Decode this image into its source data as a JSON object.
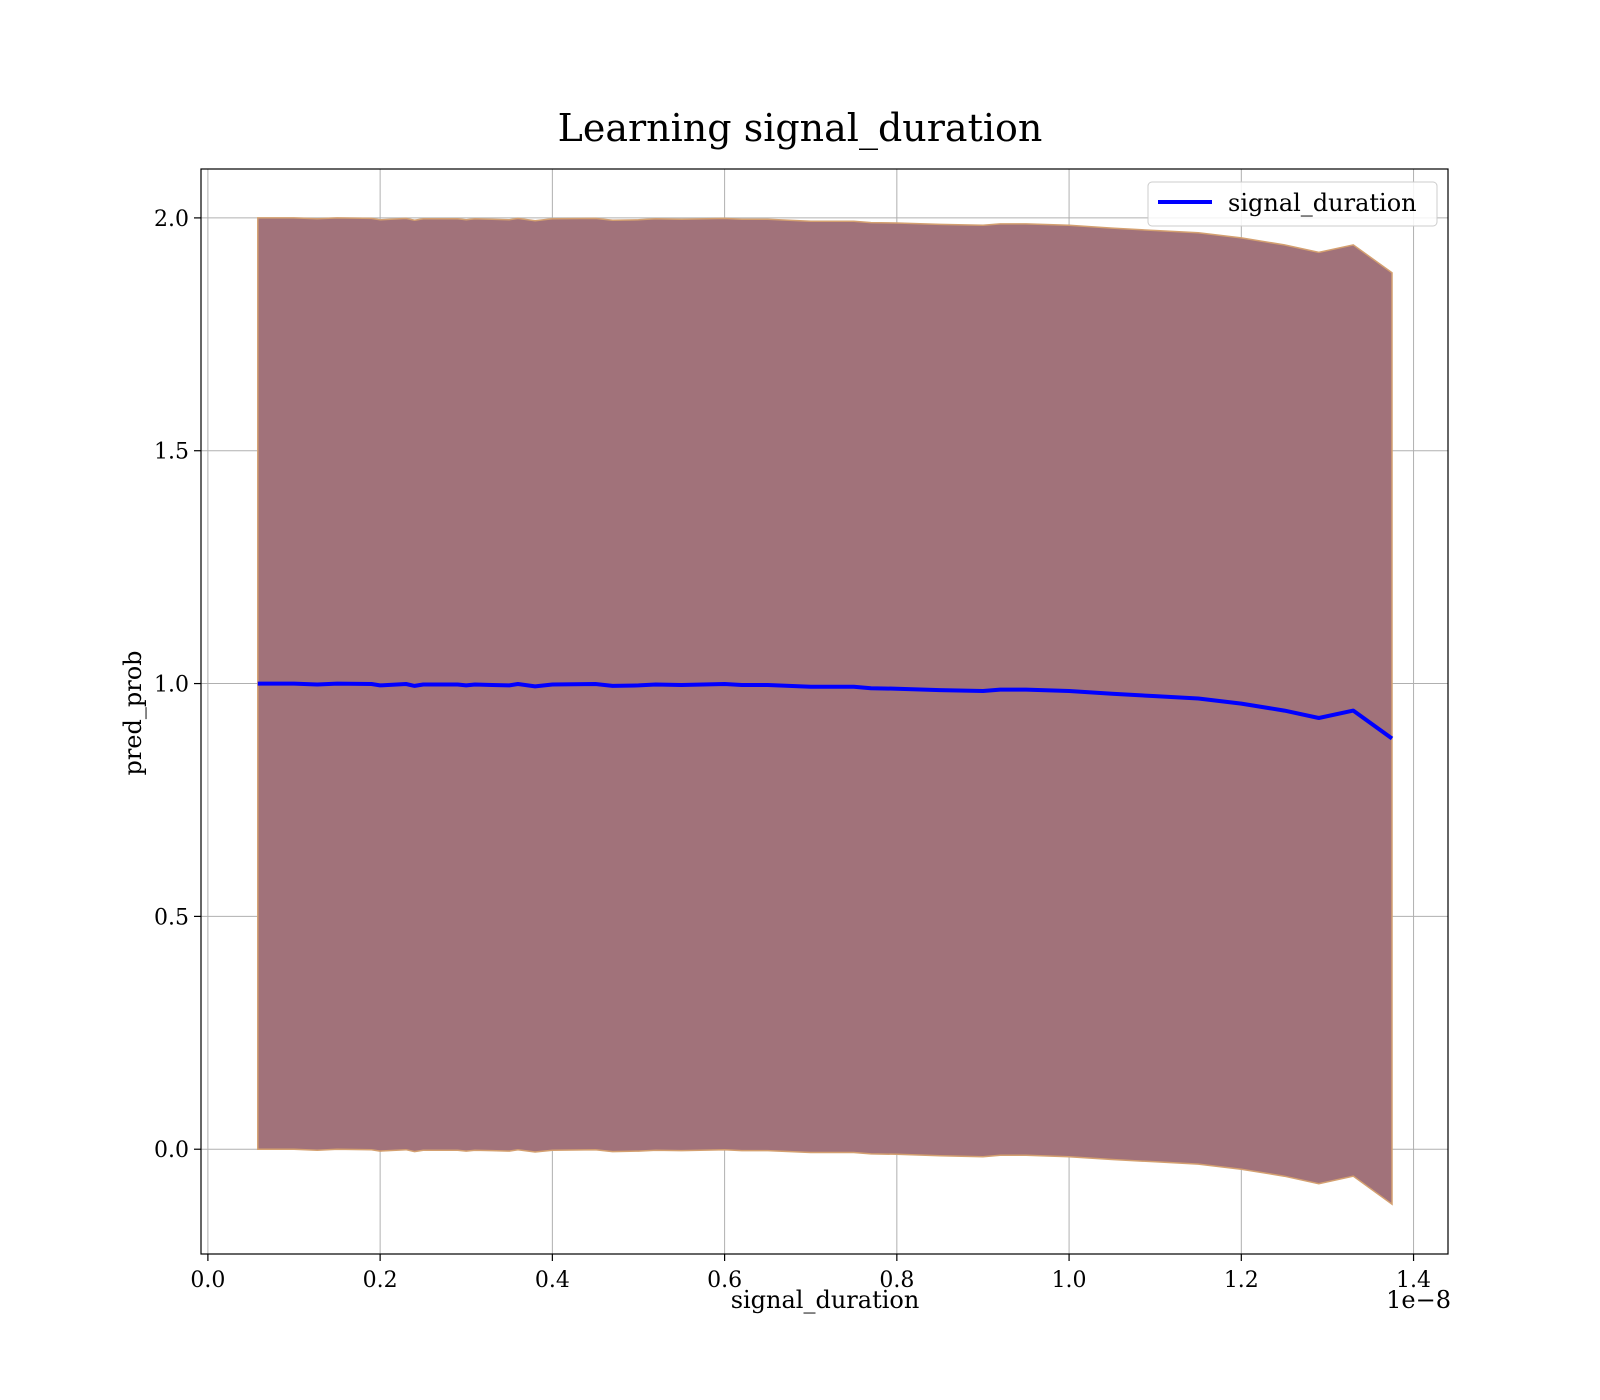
{
  "chart_data": {
    "type": "line",
    "title": "Learning signal_duration",
    "xlabel": "signal_duration",
    "ylabel": "pred_prob",
    "x_offset_label": "1e−8",
    "xlim": [
      -0.008,
      1.44
    ],
    "ylim": [
      -0.225,
      2.105
    ],
    "x_scale_label": "×1e-8",
    "xticks": [
      0.0,
      0.2,
      0.4,
      0.6,
      0.8,
      1.0,
      1.2,
      1.4
    ],
    "xtick_labels": [
      "0.0",
      "0.2",
      "0.4",
      "0.6",
      "0.8",
      "1.0",
      "1.2",
      "1.4"
    ],
    "yticks": [
      0.0,
      0.5,
      1.0,
      1.5,
      2.0
    ],
    "ytick_labels": [
      "0.0",
      "0.5",
      "1.0",
      "1.5",
      "2.0"
    ],
    "grid": true,
    "legend_position": "top-right",
    "colors": {
      "line": "#0000ff",
      "band_fill": "#a1727a",
      "band_edge": "#d4a070",
      "grid": "#b0b0b0"
    },
    "series": [
      {
        "name": "signal_duration",
        "x": [
          0.058,
          0.1,
          0.127,
          0.15,
          0.19,
          0.2,
          0.23,
          0.24,
          0.25,
          0.29,
          0.3,
          0.31,
          0.33,
          0.35,
          0.36,
          0.38,
          0.4,
          0.45,
          0.47,
          0.5,
          0.52,
          0.55,
          0.6,
          0.62,
          0.65,
          0.7,
          0.75,
          0.77,
          0.8,
          0.85,
          0.9,
          0.92,
          0.95,
          1.0,
          1.05,
          1.1,
          1.15,
          1.2,
          1.25,
          1.29,
          1.33,
          1.375
        ],
        "y": [
          1.0,
          1.0,
          0.998,
          1.0,
          0.999,
          0.996,
          0.999,
          0.995,
          0.998,
          0.998,
          0.996,
          0.998,
          0.997,
          0.996,
          0.999,
          0.994,
          0.998,
          0.999,
          0.995,
          0.996,
          0.998,
          0.997,
          0.999,
          0.997,
          0.997,
          0.993,
          0.993,
          0.99,
          0.989,
          0.986,
          0.984,
          0.987,
          0.987,
          0.984,
          0.978,
          0.973,
          0.968,
          0.957,
          0.942,
          0.926,
          0.942,
          0.882
        ]
      }
    ],
    "band": {
      "upper": [
        2.0,
        2.0,
        1.998,
        2.0,
        1.999,
        1.996,
        1.999,
        1.995,
        1.998,
        1.998,
        1.996,
        1.998,
        1.997,
        1.996,
        1.999,
        1.994,
        1.998,
        1.999,
        1.995,
        1.996,
        1.998,
        1.997,
        1.999,
        1.997,
        1.997,
        1.993,
        1.993,
        1.99,
        1.989,
        1.986,
        1.984,
        1.987,
        1.987,
        1.984,
        1.978,
        1.973,
        1.968,
        1.957,
        1.942,
        1.926,
        1.942,
        1.882
      ],
      "lower": [
        0.0,
        0.0,
        -0.002,
        0.0,
        -0.001,
        -0.004,
        -0.001,
        -0.005,
        -0.002,
        -0.002,
        -0.004,
        -0.002,
        -0.003,
        -0.004,
        -0.001,
        -0.006,
        -0.002,
        -0.001,
        -0.005,
        -0.004,
        -0.002,
        -0.003,
        -0.001,
        -0.003,
        -0.003,
        -0.007,
        -0.007,
        -0.01,
        -0.011,
        -0.014,
        -0.016,
        -0.013,
        -0.013,
        -0.016,
        -0.022,
        -0.027,
        -0.032,
        -0.043,
        -0.058,
        -0.074,
        -0.058,
        -0.118
      ]
    }
  }
}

============

### Written request
Repeat the material exactly as it reads, without any of its pictures.

### Solved exercise
Decode this image into its source data as a JSON object.
{
  "chart_data": {
    "type": "line",
    "title": "Learning signal_duration",
    "xlabel": "signal_duration",
    "ylabel": "pred_prob",
    "x_offset_label": "1e−8",
    "xlim": [
      -0.008,
      1.44
    ],
    "ylim": [
      -0.225,
      2.105
    ],
    "x_scale_label": "×1e-8",
    "xticks": [
      0.0,
      0.2,
      0.4,
      0.6,
      0.8,
      1.0,
      1.2,
      1.4
    ],
    "xtick_labels": [
      "0.0",
      "0.2",
      "0.4",
      "0.6",
      "0.8",
      "1.0",
      "1.2",
      "1.4"
    ],
    "yticks": [
      0.0,
      0.5,
      1.0,
      1.5,
      2.0
    ],
    "ytick_labels": [
      "0.0",
      "0.5",
      "1.0",
      "1.5",
      "2.0"
    ],
    "grid": true,
    "legend_position": "top-right",
    "colors": {
      "line": "#0000ff",
      "band_fill": "#a1727a",
      "band_edge": "#d4a070",
      "grid": "#b0b0b0"
    },
    "series": [
      {
        "name": "signal_duration",
        "x": [
          0.058,
          0.1,
          0.127,
          0.15,
          0.19,
          0.2,
          0.23,
          0.24,
          0.25,
          0.29,
          0.3,
          0.31,
          0.33,
          0.35,
          0.36,
          0.38,
          0.4,
          0.45,
          0.47,
          0.5,
          0.52,
          0.55,
          0.6,
          0.62,
          0.65,
          0.7,
          0.75,
          0.77,
          0.8,
          0.85,
          0.9,
          0.92,
          0.95,
          1.0,
          1.05,
          1.1,
          1.15,
          1.2,
          1.25,
          1.29,
          1.33,
          1.375
        ],
        "y": [
          1.0,
          1.0,
          0.998,
          1.0,
          0.999,
          0.996,
          0.999,
          0.995,
          0.998,
          0.998,
          0.996,
          0.998,
          0.997,
          0.996,
          0.999,
          0.994,
          0.998,
          0.999,
          0.995,
          0.996,
          0.998,
          0.997,
          0.999,
          0.997,
          0.997,
          0.993,
          0.993,
          0.99,
          0.989,
          0.986,
          0.984,
          0.987,
          0.987,
          0.984,
          0.978,
          0.973,
          0.968,
          0.957,
          0.942,
          0.926,
          0.942,
          0.882
        ]
      }
    ],
    "band": {
      "upper": [
        2.0,
        2.0,
        1.998,
        2.0,
        1.999,
        1.996,
        1.999,
        1.995,
        1.998,
        1.998,
        1.996,
        1.998,
        1.997,
        1.996,
        1.999,
        1.994,
        1.998,
        1.999,
        1.995,
        1.996,
        1.998,
        1.997,
        1.999,
        1.997,
        1.997,
        1.993,
        1.993,
        1.99,
        1.989,
        1.986,
        1.984,
        1.987,
        1.987,
        1.984,
        1.978,
        1.973,
        1.968,
        1.957,
        1.942,
        1.926,
        1.942,
        1.882
      ],
      "lower": [
        0.0,
        0.0,
        -0.002,
        0.0,
        -0.001,
        -0.004,
        -0.001,
        -0.005,
        -0.002,
        -0.002,
        -0.004,
        -0.002,
        -0.003,
        -0.004,
        -0.001,
        -0.006,
        -0.002,
        -0.001,
        -0.005,
        -0.004,
        -0.002,
        -0.003,
        -0.001,
        -0.003,
        -0.003,
        -0.007,
        -0.007,
        -0.01,
        -0.011,
        -0.014,
        -0.016,
        -0.013,
        -0.013,
        -0.016,
        -0.022,
        -0.027,
        -0.032,
        -0.043,
        -0.058,
        -0.074,
        -0.058,
        -0.118
      ]
    }
  }
}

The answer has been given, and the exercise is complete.